--- Aim ---
Keep the pictures out of the copy and print all the entries below exactly.

--- Given entries ---
=-=-=-=-=
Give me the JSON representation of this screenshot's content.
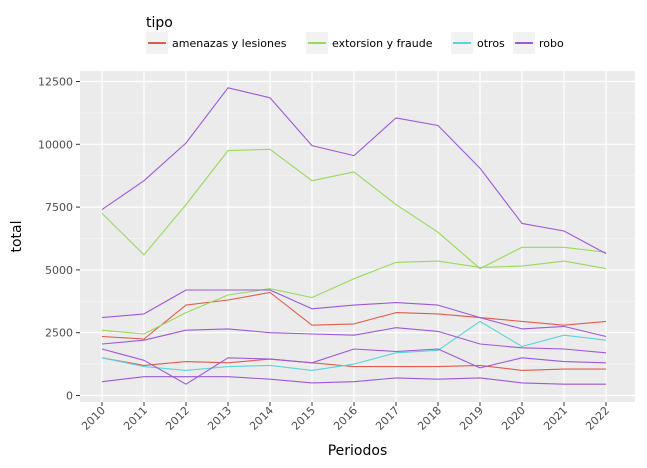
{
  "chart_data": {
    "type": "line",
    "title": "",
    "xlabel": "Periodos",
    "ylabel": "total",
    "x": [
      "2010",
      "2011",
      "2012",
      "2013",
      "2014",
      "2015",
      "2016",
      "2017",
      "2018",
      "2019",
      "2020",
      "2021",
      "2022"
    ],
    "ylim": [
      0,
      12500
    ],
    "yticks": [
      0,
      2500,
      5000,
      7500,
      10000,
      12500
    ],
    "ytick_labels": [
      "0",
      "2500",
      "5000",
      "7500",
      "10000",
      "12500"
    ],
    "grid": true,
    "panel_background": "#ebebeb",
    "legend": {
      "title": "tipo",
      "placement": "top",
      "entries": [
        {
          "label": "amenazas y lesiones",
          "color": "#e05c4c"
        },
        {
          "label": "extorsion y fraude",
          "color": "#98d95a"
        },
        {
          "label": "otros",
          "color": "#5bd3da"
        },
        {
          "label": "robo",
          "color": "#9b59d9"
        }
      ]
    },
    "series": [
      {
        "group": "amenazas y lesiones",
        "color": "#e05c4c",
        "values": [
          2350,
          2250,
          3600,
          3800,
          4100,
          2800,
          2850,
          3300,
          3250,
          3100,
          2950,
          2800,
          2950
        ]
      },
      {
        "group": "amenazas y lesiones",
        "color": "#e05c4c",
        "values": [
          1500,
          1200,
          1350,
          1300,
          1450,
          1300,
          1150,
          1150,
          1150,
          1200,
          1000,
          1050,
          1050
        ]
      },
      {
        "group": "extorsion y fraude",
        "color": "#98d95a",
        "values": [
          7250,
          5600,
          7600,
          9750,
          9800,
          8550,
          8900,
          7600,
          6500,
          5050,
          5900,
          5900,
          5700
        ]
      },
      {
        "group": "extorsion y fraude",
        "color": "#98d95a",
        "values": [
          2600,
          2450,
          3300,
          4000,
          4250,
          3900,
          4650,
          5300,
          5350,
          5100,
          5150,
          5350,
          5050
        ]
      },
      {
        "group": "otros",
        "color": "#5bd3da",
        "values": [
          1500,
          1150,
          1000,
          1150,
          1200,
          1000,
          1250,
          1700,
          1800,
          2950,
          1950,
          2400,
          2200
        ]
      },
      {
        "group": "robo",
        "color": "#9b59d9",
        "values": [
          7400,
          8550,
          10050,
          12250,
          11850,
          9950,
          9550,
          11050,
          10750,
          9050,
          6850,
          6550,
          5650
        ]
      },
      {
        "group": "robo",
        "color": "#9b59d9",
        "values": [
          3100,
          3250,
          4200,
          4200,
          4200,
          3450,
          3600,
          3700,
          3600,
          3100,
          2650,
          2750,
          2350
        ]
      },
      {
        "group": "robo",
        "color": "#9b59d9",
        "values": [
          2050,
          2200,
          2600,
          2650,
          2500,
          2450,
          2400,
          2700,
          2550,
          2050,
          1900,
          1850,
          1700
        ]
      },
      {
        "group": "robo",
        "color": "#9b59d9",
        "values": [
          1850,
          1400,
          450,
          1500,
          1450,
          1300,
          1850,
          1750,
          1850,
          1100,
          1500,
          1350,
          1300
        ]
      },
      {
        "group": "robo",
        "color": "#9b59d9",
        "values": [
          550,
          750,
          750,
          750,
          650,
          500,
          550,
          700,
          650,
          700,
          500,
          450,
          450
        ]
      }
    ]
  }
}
=-=-=-=-=
--- Solution for this exercise ---
Give me the JSON representation of this screenshot's content.
{
  "chart_data": {
    "type": "line",
    "title": "",
    "xlabel": "Periodos",
    "ylabel": "total",
    "x": [
      "2010",
      "2011",
      "2012",
      "2013",
      "2014",
      "2015",
      "2016",
      "2017",
      "2018",
      "2019",
      "2020",
      "2021",
      "2022"
    ],
    "ylim": [
      0,
      12500
    ],
    "yticks": [
      0,
      2500,
      5000,
      7500,
      10000,
      12500
    ],
    "ytick_labels": [
      "0",
      "2500",
      "5000",
      "7500",
      "10000",
      "12500"
    ],
    "grid": true,
    "panel_background": "#ebebeb",
    "legend": {
      "title": "tipo",
      "placement": "top",
      "entries": [
        {
          "label": "amenazas y lesiones",
          "color": "#e05c4c"
        },
        {
          "label": "extorsion y fraude",
          "color": "#98d95a"
        },
        {
          "label": "otros",
          "color": "#5bd3da"
        },
        {
          "label": "robo",
          "color": "#9b59d9"
        }
      ]
    },
    "series": [
      {
        "group": "amenazas y lesiones",
        "color": "#e05c4c",
        "values": [
          2350,
          2250,
          3600,
          3800,
          4100,
          2800,
          2850,
          3300,
          3250,
          3100,
          2950,
          2800,
          2950
        ]
      },
      {
        "group": "amenazas y lesiones",
        "color": "#e05c4c",
        "values": [
          1500,
          1200,
          1350,
          1300,
          1450,
          1300,
          1150,
          1150,
          1150,
          1200,
          1000,
          1050,
          1050
        ]
      },
      {
        "group": "extorsion y fraude",
        "color": "#98d95a",
        "values": [
          7250,
          5600,
          7600,
          9750,
          9800,
          8550,
          8900,
          7600,
          6500,
          5050,
          5900,
          5900,
          5700
        ]
      },
      {
        "group": "extorsion y fraude",
        "color": "#98d95a",
        "values": [
          2600,
          2450,
          3300,
          4000,
          4250,
          3900,
          4650,
          5300,
          5350,
          5100,
          5150,
          5350,
          5050
        ]
      },
      {
        "group": "otros",
        "color": "#5bd3da",
        "values": [
          1500,
          1150,
          1000,
          1150,
          1200,
          1000,
          1250,
          1700,
          1800,
          2950,
          1950,
          2400,
          2200
        ]
      },
      {
        "group": "robo",
        "color": "#9b59d9",
        "values": [
          7400,
          8550,
          10050,
          12250,
          11850,
          9950,
          9550,
          11050,
          10750,
          9050,
          6850,
          6550,
          5650
        ]
      },
      {
        "group": "robo",
        "color": "#9b59d9",
        "values": [
          3100,
          3250,
          4200,
          4200,
          4200,
          3450,
          3600,
          3700,
          3600,
          3100,
          2650,
          2750,
          2350
        ]
      },
      {
        "group": "robo",
        "color": "#9b59d9",
        "values": [
          2050,
          2200,
          2600,
          2650,
          2500,
          2450,
          2400,
          2700,
          2550,
          2050,
          1900,
          1850,
          1700
        ]
      },
      {
        "group": "robo",
        "color": "#9b59d9",
        "values": [
          1850,
          1400,
          450,
          1500,
          1450,
          1300,
          1850,
          1750,
          1850,
          1100,
          1500,
          1350,
          1300
        ]
      },
      {
        "group": "robo",
        "color": "#9b59d9",
        "values": [
          550,
          750,
          750,
          750,
          650,
          500,
          550,
          700,
          650,
          700,
          500,
          450,
          450
        ]
      }
    ]
  }
}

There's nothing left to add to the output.